Goal of the exercise:
Copy each line of the entries beneath that contains the word "JSON".

Data to process:
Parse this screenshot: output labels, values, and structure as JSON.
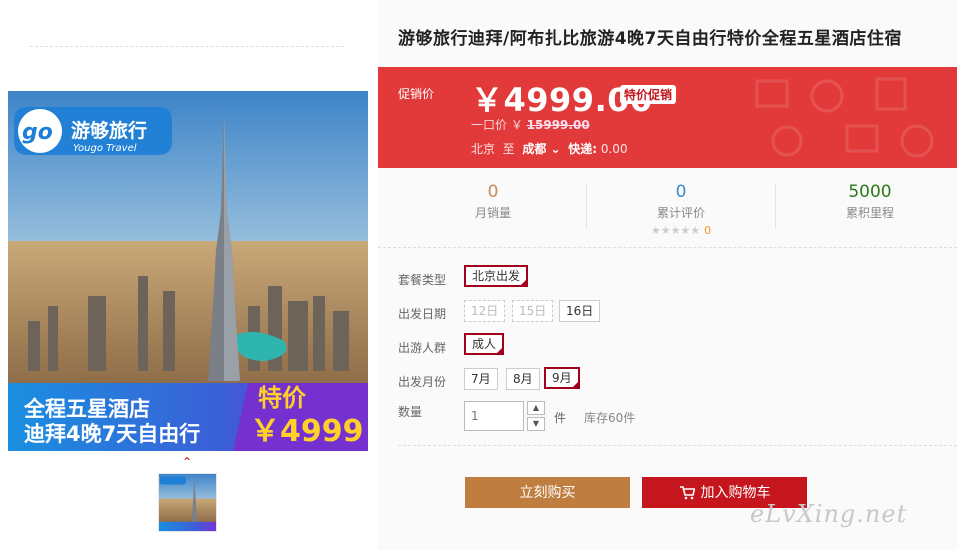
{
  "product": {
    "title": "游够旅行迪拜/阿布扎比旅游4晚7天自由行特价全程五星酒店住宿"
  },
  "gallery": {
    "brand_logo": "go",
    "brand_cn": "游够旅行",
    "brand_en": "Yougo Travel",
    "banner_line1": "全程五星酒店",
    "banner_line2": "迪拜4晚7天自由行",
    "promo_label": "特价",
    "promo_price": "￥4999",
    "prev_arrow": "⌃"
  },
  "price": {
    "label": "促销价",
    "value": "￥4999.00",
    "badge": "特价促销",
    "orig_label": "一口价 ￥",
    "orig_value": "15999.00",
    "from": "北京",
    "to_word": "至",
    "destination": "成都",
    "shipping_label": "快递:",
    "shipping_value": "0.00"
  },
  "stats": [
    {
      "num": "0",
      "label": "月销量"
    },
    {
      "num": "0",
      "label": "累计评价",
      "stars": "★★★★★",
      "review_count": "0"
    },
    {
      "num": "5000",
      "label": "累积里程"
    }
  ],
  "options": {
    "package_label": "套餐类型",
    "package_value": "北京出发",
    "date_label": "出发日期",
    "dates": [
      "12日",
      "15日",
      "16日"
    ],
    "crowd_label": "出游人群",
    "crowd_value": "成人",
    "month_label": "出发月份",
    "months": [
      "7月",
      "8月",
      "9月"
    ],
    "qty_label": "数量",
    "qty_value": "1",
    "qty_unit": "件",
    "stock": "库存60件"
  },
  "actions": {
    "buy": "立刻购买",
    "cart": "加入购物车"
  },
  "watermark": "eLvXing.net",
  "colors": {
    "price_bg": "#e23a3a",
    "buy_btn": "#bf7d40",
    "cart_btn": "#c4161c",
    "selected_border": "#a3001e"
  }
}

--

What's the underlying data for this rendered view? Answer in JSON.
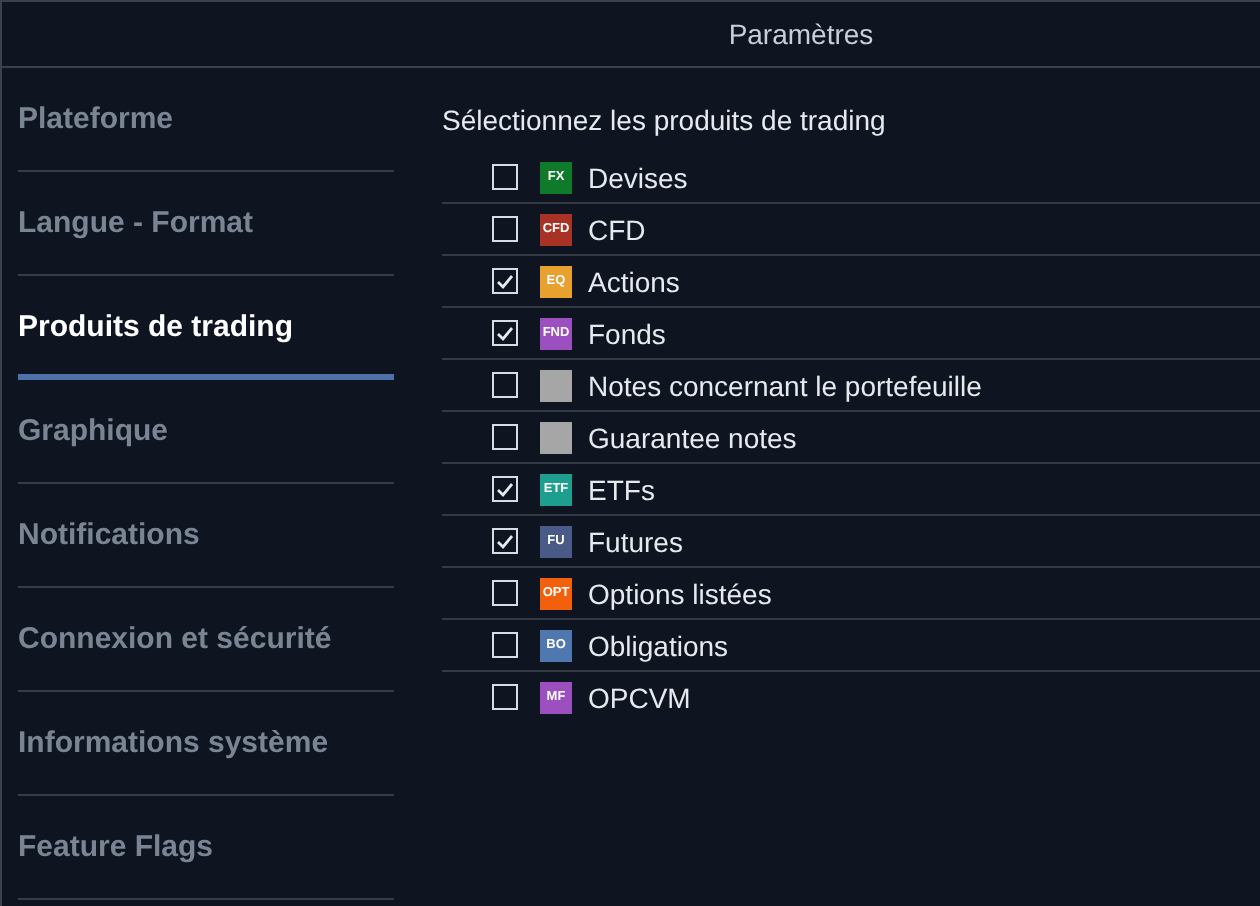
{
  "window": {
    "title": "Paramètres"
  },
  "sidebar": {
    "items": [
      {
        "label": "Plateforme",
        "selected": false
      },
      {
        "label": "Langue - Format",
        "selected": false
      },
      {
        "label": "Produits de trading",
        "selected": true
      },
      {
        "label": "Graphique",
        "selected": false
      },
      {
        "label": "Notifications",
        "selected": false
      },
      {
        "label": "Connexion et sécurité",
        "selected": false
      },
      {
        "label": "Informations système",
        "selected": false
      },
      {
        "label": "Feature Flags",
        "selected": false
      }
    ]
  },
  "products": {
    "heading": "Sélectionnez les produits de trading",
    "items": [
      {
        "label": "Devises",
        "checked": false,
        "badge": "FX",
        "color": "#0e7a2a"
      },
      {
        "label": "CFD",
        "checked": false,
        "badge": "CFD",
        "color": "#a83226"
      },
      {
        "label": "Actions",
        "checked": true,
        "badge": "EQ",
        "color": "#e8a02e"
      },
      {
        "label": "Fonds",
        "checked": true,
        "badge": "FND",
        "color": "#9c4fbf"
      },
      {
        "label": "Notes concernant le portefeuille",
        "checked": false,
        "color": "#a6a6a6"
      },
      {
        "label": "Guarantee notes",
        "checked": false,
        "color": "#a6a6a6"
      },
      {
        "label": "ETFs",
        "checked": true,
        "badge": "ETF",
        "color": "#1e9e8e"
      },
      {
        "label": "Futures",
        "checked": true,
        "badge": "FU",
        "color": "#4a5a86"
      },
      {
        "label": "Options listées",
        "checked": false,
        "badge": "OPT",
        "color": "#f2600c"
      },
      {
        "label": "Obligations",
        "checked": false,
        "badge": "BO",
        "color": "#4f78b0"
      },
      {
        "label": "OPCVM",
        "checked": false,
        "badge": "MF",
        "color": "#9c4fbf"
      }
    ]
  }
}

Finished exercise:
Parse this screenshot: output labels, values, and structure as JSON.
What's the underlying data for this rendered view? Answer in JSON.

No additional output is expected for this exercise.